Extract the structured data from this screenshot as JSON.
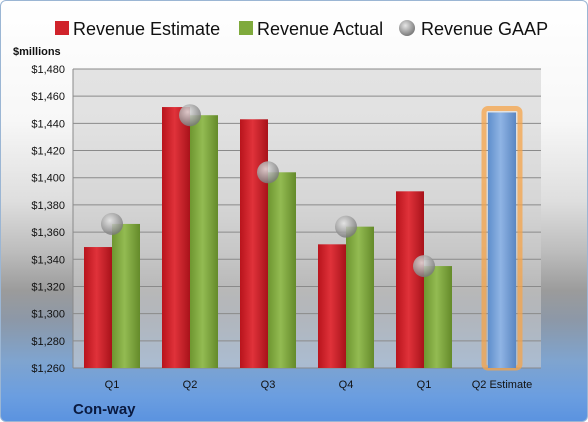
{
  "company": "Con-way",
  "colors": {
    "estimate": "#d0232b",
    "actual": "#7faa3c",
    "gaap": "#aaaaaa",
    "forecast": "#7aa3d8",
    "forecast_glow": "#f5a44a",
    "plot_bg": "#cfcfcf"
  },
  "chart_data": {
    "type": "bar",
    "title": "",
    "ylabel": "$millions",
    "xlabel": "",
    "ylim": [
      1260,
      1480
    ],
    "yticks": [
      1260,
      1280,
      1300,
      1320,
      1340,
      1360,
      1380,
      1400,
      1420,
      1440,
      1460,
      1480
    ],
    "ytick_labels": [
      "$1,260",
      "$1,280",
      "$1,300",
      "$1,320",
      "$1,340",
      "$1,360",
      "$1,380",
      "$1,400",
      "$1,420",
      "$1,440",
      "$1,460",
      "$1,480"
    ],
    "categories": [
      "Q1",
      "Q2",
      "Q3",
      "Q4",
      "Q1",
      "Q2 Estimate"
    ],
    "grid": true,
    "legend_position": "top",
    "series": [
      {
        "name": "Revenue Estimate",
        "kind": "bar",
        "values": [
          1349,
          1452,
          1443,
          1351,
          1390,
          null
        ]
      },
      {
        "name": "Revenue Actual",
        "kind": "bar",
        "values": [
          1366,
          1446,
          1404,
          1364,
          1335,
          null
        ]
      },
      {
        "name": "Revenue GAAP",
        "kind": "marker",
        "values": [
          1366,
          1446,
          1404,
          1364,
          1335,
          null
        ]
      },
      {
        "name": "",
        "kind": "forecast-bar",
        "values": [
          null,
          null,
          null,
          null,
          null,
          1448
        ]
      }
    ]
  }
}
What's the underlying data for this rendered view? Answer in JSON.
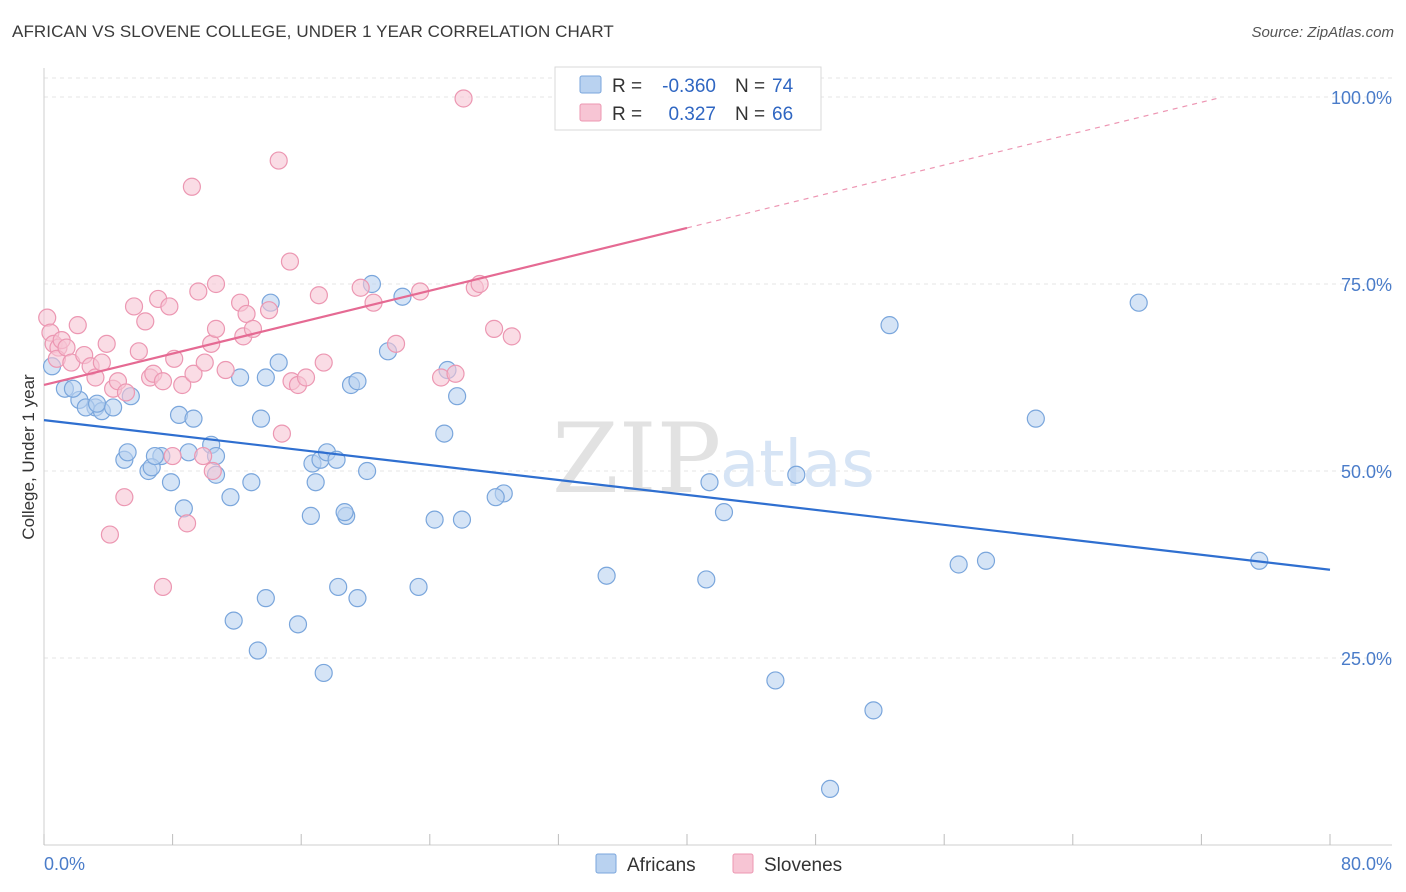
= = = = = = =
* [The exercise] Gather, from the listing above, every line carrying the word "this".

* [The reply]
Extract the structured data from this screenshot as JSON.
What's the underlying data for this rendered view? Answer in JSON.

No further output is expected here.